Determine how many lines hold "system" and give only that number.

--- Start of Given records ---

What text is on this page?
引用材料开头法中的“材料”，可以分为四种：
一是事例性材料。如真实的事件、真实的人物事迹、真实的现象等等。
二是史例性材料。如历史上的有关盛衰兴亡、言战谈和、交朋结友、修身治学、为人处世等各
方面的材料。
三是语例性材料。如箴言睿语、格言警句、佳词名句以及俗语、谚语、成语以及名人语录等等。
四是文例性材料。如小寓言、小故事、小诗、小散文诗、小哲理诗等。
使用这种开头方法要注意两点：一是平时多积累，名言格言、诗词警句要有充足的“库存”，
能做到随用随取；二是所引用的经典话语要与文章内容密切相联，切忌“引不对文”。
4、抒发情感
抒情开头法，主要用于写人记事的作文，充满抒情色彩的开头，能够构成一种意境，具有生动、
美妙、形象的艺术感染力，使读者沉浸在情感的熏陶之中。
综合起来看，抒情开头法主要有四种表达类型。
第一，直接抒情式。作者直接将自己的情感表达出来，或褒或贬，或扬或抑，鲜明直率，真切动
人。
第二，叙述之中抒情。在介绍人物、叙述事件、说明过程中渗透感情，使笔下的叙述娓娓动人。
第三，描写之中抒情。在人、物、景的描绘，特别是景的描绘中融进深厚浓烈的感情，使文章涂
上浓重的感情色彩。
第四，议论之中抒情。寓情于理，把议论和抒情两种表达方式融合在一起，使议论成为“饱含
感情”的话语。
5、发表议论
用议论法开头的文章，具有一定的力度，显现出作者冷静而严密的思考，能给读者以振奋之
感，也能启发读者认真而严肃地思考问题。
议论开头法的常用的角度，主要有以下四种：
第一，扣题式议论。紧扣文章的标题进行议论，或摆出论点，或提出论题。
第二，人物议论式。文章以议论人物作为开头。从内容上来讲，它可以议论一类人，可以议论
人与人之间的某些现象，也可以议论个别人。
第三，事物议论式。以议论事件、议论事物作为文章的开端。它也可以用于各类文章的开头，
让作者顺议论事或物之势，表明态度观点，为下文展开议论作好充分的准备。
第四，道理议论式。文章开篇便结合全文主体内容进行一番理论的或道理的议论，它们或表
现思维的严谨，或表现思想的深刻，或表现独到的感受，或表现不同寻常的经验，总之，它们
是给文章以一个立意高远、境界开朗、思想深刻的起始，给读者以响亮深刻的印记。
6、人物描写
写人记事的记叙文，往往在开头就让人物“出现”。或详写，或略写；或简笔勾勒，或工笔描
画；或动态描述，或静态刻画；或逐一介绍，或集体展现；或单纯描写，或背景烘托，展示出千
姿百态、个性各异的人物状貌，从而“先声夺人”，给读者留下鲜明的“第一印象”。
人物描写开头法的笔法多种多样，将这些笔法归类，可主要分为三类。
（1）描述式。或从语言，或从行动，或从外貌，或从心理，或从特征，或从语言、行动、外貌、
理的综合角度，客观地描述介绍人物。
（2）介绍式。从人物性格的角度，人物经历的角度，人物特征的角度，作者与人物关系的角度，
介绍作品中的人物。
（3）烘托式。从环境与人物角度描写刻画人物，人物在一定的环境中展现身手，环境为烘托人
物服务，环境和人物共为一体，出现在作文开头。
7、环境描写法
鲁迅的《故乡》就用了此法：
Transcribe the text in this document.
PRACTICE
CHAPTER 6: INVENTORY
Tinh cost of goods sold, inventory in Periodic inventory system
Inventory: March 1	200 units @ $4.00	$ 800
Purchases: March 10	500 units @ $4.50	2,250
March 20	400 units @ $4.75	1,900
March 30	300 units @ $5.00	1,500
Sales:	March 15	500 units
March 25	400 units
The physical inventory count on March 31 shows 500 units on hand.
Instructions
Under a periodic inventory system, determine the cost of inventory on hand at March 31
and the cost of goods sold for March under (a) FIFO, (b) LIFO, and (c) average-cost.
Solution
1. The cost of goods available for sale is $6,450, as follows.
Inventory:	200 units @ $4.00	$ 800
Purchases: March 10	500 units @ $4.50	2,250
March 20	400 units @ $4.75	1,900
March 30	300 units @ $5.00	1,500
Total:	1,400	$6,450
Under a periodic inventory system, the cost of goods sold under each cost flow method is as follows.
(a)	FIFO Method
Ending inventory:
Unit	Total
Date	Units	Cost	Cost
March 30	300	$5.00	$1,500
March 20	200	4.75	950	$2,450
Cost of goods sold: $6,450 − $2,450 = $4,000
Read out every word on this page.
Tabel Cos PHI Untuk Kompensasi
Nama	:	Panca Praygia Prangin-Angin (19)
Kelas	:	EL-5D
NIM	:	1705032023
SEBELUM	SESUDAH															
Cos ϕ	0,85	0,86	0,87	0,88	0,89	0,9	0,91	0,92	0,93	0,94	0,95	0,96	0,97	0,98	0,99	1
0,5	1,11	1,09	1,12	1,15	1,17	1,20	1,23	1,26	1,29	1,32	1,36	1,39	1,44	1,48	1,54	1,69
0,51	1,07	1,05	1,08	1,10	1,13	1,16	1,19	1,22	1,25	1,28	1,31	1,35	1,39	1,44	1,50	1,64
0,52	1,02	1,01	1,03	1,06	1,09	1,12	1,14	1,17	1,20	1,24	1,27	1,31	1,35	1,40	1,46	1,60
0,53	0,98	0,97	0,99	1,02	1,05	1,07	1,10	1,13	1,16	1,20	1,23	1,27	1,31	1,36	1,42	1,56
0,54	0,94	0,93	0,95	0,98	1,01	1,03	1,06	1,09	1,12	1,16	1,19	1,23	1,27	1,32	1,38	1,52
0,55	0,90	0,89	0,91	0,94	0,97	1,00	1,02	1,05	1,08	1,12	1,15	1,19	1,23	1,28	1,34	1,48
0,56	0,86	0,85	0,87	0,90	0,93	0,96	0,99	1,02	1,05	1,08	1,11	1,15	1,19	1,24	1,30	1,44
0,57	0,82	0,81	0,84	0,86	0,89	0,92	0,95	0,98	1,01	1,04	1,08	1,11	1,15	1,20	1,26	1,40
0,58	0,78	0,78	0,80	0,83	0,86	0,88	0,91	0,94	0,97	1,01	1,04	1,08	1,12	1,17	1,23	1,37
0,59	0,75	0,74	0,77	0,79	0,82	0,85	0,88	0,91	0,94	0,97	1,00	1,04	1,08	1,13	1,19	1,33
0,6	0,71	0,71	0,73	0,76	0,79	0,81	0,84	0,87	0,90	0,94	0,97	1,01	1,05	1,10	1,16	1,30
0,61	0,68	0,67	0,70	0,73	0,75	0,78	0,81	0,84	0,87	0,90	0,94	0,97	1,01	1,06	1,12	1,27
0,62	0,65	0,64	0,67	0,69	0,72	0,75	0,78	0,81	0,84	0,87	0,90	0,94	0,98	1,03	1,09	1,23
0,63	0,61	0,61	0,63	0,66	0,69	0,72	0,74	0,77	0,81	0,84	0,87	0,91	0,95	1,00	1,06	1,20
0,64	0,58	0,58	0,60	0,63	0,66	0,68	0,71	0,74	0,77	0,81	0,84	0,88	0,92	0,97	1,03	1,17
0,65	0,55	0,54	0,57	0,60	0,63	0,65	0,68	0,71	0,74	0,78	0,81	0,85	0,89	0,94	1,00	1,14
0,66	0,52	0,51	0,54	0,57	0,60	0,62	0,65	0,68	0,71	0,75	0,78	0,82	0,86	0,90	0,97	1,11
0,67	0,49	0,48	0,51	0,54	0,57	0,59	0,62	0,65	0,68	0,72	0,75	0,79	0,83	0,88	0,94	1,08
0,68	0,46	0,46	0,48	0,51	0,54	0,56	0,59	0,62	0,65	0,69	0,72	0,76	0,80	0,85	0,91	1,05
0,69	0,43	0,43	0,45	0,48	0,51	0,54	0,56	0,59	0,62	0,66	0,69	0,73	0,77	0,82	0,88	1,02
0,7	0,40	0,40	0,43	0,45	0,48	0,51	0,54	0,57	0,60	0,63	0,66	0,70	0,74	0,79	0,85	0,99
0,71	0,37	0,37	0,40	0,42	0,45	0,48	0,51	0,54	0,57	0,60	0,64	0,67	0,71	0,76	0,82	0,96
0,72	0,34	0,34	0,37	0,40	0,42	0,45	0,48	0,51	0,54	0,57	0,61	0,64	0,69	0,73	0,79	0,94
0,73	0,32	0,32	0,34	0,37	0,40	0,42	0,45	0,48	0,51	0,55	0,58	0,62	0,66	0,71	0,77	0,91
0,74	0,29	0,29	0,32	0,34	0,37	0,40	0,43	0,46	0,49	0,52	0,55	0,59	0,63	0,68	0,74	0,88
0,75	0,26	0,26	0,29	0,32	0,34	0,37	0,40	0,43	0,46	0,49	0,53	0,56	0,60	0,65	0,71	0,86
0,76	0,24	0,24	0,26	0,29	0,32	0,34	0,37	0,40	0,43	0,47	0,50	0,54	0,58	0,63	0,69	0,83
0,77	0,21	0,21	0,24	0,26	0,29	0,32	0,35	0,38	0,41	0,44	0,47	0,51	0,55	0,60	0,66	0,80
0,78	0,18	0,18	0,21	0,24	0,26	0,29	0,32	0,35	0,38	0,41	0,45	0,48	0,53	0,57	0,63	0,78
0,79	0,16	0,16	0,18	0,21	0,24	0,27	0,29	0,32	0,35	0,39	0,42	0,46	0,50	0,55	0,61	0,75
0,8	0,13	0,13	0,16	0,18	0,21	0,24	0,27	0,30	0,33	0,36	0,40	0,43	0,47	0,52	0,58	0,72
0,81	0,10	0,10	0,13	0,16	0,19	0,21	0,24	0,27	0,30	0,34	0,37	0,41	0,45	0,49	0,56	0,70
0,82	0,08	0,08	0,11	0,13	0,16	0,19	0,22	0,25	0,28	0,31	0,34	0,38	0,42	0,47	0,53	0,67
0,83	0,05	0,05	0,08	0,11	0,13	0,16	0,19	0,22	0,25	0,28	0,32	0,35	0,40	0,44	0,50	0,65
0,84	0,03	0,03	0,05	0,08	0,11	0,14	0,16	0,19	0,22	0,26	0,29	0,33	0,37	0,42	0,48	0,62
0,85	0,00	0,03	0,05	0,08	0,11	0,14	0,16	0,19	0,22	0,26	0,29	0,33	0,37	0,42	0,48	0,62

--- End of Given records ---

- Task solution
3